Directive » Using the listing below, please gather every line containing the word "kind".

Provided information »
===============

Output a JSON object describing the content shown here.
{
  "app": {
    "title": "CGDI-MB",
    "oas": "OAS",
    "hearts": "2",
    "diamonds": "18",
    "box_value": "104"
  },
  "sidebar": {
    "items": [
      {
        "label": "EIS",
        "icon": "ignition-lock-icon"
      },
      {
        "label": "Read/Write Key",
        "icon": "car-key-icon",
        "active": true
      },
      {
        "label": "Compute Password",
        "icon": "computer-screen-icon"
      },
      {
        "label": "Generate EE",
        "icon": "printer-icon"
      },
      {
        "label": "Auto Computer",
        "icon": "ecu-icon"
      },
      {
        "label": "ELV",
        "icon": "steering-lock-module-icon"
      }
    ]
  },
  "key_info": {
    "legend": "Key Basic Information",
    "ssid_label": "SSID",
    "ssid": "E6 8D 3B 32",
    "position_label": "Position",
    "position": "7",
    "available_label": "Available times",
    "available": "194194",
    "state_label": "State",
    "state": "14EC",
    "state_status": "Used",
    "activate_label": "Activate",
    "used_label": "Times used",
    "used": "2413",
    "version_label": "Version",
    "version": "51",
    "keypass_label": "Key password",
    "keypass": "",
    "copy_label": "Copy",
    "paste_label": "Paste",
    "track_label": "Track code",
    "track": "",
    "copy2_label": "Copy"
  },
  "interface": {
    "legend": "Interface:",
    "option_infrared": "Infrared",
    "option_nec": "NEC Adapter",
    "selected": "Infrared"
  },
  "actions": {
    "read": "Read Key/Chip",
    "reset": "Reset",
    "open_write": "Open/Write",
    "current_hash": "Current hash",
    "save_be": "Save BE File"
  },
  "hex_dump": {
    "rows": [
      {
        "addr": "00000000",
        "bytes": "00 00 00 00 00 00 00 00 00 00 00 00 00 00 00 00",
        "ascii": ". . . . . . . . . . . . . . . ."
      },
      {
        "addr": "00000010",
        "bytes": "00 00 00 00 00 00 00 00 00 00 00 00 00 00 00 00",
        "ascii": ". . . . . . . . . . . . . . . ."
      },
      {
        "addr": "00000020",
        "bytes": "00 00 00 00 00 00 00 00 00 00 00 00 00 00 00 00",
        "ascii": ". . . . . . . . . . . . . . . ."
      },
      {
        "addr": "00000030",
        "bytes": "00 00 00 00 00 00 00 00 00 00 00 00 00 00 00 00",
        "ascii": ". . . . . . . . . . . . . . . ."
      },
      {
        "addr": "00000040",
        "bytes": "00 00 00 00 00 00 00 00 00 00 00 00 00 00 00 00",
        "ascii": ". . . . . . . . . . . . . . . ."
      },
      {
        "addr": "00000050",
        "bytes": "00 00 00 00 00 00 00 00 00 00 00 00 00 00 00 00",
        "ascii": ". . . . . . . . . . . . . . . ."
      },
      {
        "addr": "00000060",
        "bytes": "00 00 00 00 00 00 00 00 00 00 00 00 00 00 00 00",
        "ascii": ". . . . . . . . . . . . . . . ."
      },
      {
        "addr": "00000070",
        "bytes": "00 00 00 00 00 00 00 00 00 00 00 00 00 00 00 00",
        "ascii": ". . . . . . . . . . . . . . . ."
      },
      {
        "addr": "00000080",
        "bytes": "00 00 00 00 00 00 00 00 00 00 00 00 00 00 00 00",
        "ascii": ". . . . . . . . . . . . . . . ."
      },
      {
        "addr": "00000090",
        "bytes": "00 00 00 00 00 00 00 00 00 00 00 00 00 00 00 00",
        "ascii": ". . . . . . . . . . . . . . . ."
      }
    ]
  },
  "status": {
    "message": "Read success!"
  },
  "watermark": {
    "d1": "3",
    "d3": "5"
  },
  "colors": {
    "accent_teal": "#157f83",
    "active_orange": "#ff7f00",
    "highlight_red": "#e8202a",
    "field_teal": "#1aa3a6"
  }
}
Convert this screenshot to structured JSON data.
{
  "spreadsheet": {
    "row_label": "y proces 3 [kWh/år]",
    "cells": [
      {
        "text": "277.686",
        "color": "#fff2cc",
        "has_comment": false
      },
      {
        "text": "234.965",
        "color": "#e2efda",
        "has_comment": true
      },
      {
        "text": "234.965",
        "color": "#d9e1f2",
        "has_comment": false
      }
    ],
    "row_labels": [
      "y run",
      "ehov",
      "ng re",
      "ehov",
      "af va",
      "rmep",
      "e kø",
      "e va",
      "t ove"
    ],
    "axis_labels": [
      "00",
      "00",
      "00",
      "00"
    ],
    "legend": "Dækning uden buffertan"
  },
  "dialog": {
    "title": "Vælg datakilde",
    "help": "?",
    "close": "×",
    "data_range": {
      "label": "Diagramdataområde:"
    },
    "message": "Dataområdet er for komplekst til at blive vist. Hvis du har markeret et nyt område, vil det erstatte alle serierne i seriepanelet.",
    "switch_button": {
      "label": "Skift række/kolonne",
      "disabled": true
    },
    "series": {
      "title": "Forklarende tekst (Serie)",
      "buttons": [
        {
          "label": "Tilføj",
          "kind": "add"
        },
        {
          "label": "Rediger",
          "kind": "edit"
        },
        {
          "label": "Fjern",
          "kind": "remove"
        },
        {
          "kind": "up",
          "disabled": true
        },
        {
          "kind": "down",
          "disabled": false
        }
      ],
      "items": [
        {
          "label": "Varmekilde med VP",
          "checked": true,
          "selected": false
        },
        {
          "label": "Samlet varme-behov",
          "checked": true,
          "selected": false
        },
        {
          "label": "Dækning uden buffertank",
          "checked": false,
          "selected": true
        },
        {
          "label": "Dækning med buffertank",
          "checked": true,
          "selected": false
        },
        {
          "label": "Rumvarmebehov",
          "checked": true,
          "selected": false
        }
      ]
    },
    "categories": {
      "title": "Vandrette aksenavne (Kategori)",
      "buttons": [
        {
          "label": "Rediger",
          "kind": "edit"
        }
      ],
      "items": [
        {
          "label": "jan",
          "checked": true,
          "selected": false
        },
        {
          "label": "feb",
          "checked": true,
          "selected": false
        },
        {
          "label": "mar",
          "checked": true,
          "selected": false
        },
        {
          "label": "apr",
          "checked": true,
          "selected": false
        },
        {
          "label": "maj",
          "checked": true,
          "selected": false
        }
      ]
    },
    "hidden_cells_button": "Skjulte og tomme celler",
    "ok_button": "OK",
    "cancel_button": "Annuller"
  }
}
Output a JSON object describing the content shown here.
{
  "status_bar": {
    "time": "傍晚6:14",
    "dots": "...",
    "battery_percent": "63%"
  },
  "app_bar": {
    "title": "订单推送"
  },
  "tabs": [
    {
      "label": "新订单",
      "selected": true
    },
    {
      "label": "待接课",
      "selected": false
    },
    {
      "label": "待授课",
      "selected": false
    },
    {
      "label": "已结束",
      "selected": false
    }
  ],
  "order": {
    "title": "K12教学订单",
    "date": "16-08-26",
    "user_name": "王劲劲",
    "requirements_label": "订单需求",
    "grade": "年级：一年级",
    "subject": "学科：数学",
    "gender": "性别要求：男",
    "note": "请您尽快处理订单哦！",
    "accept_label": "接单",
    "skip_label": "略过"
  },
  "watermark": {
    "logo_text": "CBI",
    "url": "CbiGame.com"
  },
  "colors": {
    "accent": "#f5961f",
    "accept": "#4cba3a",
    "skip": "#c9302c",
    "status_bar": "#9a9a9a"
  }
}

===============

Result below »
          "kind": "add"
          "kind": "edit"
          "kind": "remove"
          "kind": "up",
          "kind": "down",
          "kind": "edit"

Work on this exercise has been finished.